**Available data:**
╔══

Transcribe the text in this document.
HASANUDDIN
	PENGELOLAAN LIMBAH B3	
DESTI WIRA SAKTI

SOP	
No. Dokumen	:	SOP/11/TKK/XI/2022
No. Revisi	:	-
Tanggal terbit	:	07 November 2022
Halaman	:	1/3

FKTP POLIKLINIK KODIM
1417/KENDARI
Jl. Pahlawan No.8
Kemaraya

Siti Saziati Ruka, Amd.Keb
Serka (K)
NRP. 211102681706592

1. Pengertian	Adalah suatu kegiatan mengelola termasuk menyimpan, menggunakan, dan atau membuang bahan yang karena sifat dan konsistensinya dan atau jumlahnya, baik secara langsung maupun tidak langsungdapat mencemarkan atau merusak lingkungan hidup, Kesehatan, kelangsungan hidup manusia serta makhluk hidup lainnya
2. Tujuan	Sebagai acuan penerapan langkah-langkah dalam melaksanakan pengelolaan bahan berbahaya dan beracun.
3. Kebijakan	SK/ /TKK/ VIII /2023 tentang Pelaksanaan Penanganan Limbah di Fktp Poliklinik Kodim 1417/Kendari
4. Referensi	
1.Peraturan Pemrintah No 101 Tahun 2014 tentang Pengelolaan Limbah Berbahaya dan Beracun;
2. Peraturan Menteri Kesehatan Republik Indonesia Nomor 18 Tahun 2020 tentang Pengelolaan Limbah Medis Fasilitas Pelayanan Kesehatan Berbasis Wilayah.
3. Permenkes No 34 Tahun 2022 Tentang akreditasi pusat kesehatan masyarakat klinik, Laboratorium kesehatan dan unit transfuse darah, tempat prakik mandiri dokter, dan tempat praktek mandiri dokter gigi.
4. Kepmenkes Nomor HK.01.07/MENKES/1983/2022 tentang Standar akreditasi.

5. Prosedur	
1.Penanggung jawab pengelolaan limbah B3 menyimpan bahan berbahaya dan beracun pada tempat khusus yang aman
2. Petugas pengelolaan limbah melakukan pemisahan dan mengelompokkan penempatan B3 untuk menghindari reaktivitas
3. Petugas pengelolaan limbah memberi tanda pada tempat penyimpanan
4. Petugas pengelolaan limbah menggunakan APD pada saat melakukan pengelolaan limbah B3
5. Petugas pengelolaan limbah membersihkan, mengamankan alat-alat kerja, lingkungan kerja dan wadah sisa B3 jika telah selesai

╚══

**Problem details:** From the records above, extract every line exactly as it stands.

**Final result:**
Transcribe the text in this document.
HASANUDDIN
	PENGELOLAAN LIMBAH B3	
DESTI WIRA SAKTI

SOP	
No. Dokumen	:	SOP/11/TKK/XI/2022
No. Revisi	:	-
Tanggal terbit	:	07 November 2022
Halaman	:	1/3

FKTP POLIKLINIK KODIM
1417/KENDARI
Jl. Pahlawan No.8
Kemaraya

Siti Saziati Ruka, Amd.Keb
Serka (K)
NRP. 211102681706592

1. Pengertian	Adalah suatu kegiatan mengelola termasuk menyimpan, menggunakan, dan atau membuang bahan yang karena sifat dan konsistensinya dan atau jumlahnya, baik secara langsung maupun tidak langsungdapat mencemarkan atau merusak lingkungan hidup, Kesehatan, kelangsungan hidup manusia serta makhluk hidup lainnya
2. Tujuan	Sebagai acuan penerapan langkah-langkah dalam melaksanakan pengelolaan bahan berbahaya dan beracun.
3. Kebijakan	SK/ /TKK/ VIII /2023 tentang Pelaksanaan Penanganan Limbah di Fktp Poliklinik Kodim 1417/Kendari
4. Referensi	
1.Peraturan Pemrintah No 101 Tahun 2014 tentang Pengelolaan Limbah Berbahaya dan Beracun;
2. Peraturan Menteri Kesehatan Republik Indonesia Nomor 18 Tahun 2020 tentang Pengelolaan Limbah Medis Fasilitas Pelayanan Kesehatan Berbasis Wilayah.
3. Permenkes No 34 Tahun 2022 Tentang akreditasi pusat kesehatan masyarakat klinik, Laboratorium kesehatan dan unit transfuse darah, tempat prakik mandiri dokter, dan tempat praktek mandiri dokter gigi.
4. Kepmenkes Nomor HK.01.07/MENKES/1983/2022 tentang Standar akreditasi.

5. Prosedur	
1.Penanggung jawab pengelolaan limbah B3 menyimpan bahan berbahaya dan beracun pada tempat khusus yang aman
2. Petugas pengelolaan limbah melakukan pemisahan dan mengelompokkan penempatan B3 untuk menghindari reaktivitas
3. Petugas pengelolaan limbah memberi tanda pada tempat penyimpanan
4. Petugas pengelolaan limbah menggunakan APD pada saat melakukan pengelolaan limbah B3
5. Petugas pengelolaan limbah membersihkan, mengamankan alat-alat kerja, lingkungan kerja dan wadah sisa B3 jika telah selesai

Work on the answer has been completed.